| Provided records |
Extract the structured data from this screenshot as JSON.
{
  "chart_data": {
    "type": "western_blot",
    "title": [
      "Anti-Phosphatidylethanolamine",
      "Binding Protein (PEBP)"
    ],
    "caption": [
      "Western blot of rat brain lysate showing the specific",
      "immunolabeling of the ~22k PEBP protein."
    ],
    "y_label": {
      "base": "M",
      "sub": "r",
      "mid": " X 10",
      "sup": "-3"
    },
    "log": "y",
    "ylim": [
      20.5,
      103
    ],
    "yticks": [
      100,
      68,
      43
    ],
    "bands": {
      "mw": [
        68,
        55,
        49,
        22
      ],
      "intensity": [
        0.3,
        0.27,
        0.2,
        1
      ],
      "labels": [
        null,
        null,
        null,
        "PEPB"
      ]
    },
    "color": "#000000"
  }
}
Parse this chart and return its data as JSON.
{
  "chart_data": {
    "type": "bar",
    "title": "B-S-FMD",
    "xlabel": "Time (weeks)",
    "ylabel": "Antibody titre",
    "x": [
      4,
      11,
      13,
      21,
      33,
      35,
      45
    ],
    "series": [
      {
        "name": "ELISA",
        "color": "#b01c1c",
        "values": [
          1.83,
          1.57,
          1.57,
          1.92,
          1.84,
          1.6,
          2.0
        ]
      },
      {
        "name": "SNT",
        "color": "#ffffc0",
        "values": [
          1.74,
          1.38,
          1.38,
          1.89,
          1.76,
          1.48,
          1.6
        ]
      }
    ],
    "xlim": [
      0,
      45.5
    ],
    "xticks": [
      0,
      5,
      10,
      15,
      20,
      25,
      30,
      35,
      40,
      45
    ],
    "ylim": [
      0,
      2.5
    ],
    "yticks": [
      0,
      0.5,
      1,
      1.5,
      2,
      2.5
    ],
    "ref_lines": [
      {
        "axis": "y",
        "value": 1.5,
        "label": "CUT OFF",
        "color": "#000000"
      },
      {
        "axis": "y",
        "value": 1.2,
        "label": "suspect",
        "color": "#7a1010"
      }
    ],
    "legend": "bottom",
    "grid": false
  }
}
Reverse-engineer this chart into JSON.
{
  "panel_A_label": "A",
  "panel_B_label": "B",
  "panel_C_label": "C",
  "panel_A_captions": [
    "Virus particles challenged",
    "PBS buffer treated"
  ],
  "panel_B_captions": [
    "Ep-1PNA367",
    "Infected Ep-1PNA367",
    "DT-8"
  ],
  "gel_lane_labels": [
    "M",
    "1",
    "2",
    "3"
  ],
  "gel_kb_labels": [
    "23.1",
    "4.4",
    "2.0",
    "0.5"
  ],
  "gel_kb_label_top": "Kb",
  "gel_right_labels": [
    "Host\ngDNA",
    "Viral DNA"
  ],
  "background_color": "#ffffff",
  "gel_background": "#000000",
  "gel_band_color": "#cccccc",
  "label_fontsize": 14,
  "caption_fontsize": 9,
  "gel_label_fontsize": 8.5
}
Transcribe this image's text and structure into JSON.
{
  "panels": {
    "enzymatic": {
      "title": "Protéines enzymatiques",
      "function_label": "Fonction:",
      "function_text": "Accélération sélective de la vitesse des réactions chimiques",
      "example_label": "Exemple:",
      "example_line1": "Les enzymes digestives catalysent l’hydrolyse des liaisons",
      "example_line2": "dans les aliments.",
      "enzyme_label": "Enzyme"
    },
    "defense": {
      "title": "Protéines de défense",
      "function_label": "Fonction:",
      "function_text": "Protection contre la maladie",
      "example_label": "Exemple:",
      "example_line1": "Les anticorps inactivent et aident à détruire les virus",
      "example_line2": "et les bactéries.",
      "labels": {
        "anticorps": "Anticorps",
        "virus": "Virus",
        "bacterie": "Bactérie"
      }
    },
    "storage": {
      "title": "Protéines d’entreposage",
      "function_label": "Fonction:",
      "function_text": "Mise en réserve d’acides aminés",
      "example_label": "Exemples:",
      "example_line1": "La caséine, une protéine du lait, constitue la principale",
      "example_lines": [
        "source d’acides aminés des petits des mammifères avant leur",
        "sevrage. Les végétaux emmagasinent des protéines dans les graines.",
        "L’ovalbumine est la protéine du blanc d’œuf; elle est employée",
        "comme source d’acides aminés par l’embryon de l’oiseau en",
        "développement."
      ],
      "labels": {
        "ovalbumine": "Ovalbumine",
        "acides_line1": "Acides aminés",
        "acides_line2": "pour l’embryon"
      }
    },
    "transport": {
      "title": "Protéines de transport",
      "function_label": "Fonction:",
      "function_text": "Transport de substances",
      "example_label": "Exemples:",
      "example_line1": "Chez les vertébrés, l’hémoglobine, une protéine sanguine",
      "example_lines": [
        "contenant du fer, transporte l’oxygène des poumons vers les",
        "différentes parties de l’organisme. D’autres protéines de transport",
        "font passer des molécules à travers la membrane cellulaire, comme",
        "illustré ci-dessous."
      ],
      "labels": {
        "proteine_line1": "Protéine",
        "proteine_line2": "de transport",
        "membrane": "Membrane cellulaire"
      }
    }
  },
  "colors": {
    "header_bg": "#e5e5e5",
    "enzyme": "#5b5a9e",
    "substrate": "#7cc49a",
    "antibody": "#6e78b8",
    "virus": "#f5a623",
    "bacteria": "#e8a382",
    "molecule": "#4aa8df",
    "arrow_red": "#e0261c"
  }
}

| Exercise |
Return every line of the material above exactly.

| Solution to the problem |
Extract the structured data from this screenshot as JSON.
{
  "chart_data": {
    "type": "western_blot",
    "title": [
      "Anti-Phosphatidylethanolamine",
      "Binding Protein (PEBP)"
    ],
    "caption": [
      "Western blot of rat brain lysate showing the specific",
      "immunolabeling of the ~22k PEBP protein."
    ],
    "y_label": {
      "base": "M",
      "sub": "r",
      "mid": " X 10",
      "sup": "-3"
    },
    "log": "y",
    "ylim": [
      20.5,
      103
    ],
    "yticks": [
      100,
      68,
      43
    ],
    "bands": {
      "mw": [
        68,
        55,
        49,
        22
      ],
      "intensity": [
        0.3,
        0.27,
        0.2,
        1
      ],
      "labels": [
        null,
        null,
        null,
        "PEPB"
      ]
    },
    "color": "#000000"
  }
}
Parse this chart and return its data as JSON.
{
  "chart_data": {
    "type": "bar",
    "title": "B-S-FMD",
    "xlabel": "Time (weeks)",
    "ylabel": "Antibody titre",
    "x": [
      4,
      11,
      13,
      21,
      33,
      35,
      45
    ],
    "series": [
      {
        "name": "ELISA",
        "color": "#b01c1c",
        "values": [
          1.83,
          1.57,
          1.57,
          1.92,
          1.84,
          1.6,
          2.0
        ]
      },
      {
        "name": "SNT",
        "color": "#ffffc0",
        "values": [
          1.74,
          1.38,
          1.38,
          1.89,
          1.76,
          1.48,
          1.6
        ]
      }
    ],
    "xlim": [
      0,
      45.5
    ],
    "xticks": [
      0,
      5,
      10,
      15,
      20,
      25,
      30,
      35,
      40,
      45
    ],
    "ylim": [
      0,
      2.5
    ],
    "yticks": [
      0,
      0.5,
      1,
      1.5,
      2,
      2.5
    ],
    "ref_lines": [
      {
        "axis": "y",
        "value": 1.5,
        "label": "CUT OFF",
        "color": "#000000"
      },
      {
        "axis": "y",
        "value": 1.2,
        "label": "suspect",
        "color": "#7a1010"
      }
    ],
    "legend": "bottom",
    "grid": false
  }
}
Reverse-engineer this chart into JSON.
{
  "panel_A_label": "A",
  "panel_B_label": "B",
  "panel_C_label": "C",
  "panel_A_captions": [
    "Virus particles challenged",
    "PBS buffer treated"
  ],
  "panel_B_captions": [
    "Ep-1PNA367",
    "Infected Ep-1PNA367",
    "DT-8"
  ],
  "gel_lane_labels": [
    "M",
    "1",
    "2",
    "3"
  ],
  "gel_kb_labels": [
    "23.1",
    "4.4",
    "2.0",
    "0.5"
  ],
  "gel_kb_label_top": "Kb",
  "gel_right_labels": [
    "Host\ngDNA",
    "Viral DNA"
  ],
  "background_color": "#ffffff",
  "gel_background": "#000000",
  "gel_band_color": "#cccccc",
  "label_fontsize": 14,
  "caption_fontsize": 9,
  "gel_label_fontsize": 8.5
}
Transcribe this image's text and structure into JSON.
{
  "panels": {
    "enzymatic": {
      "title": "Protéines enzymatiques",
      "function_label": "Fonction:",
      "function_text": "Accélération sélective de la vitesse des réactions chimiques",
      "example_label": "Exemple:",
      "example_line1": "Les enzymes digestives catalysent l’hydrolyse des liaisons",
      "example_line2": "dans les aliments.",
      "enzyme_label": "Enzyme"
    },
    "defense": {
      "title": "Protéines de défense",
      "function_label": "Fonction:",
      "function_text": "Protection contre la maladie",
      "example_label": "Exemple:",
      "example_line1": "Les anticorps inactivent et aident à détruire les virus",
      "example_line2": "et les bactéries.",
      "labels": {
        "anticorps": "Anticorps",
        "virus": "Virus",
        "bacterie": "Bactérie"
      }
    },
    "storage": {
      "title": "Protéines d’entreposage",
      "function_label": "Fonction:",
      "function_text": "Mise en réserve d’acides aminés",
      "example_label": "Exemples:",
      "example_line1": "La caséine, une protéine du lait, constitue la principale",
      "example_lines": [
        "source d’acides aminés des petits des mammifères avant leur",
        "sevrage. Les végétaux emmagasinent des protéines dans les graines.",
        "L’ovalbumine est la protéine du blanc d’œuf; elle est employée",
        "comme source d’acides aminés par l’embryon de l’oiseau en",
        "développement."
      ],
      "labels": {
        "ovalbumine": "Ovalbumine",
        "acides_line1": "Acides aminés",
        "acides_line2": "pour l’embryon"
      }
    },
    "transport": {
      "title": "Protéines de transport",
      "function_label": "Fonction:",
      "function_text": "Transport de substances",
      "example_label": "Exemples:",
      "example_line1": "Chez les vertébrés, l’hémoglobine, une protéine sanguine",
      "example_lines": [
        "contenant du fer, transporte l’oxygène des poumons vers les",
        "différentes parties de l’organisme. D’autres protéines de transport",
        "font passer des molécules à travers la membrane cellulaire, comme",
        "illustré ci-dessous."
      ],
      "labels": {
        "proteine_line1": "Protéine",
        "proteine_line2": "de transport",
        "membrane": "Membrane cellulaire"
      }
    }
  },
  "colors": {
    "header_bg": "#e5e5e5",
    "enzyme": "#5b5a9e",
    "substrate": "#7cc49a",
    "antibody": "#6e78b8",
    "virus": "#f5a623",
    "bacteria": "#e8a382",
    "molecule": "#4aa8df",
    "arrow_red": "#e0261c"
  }
}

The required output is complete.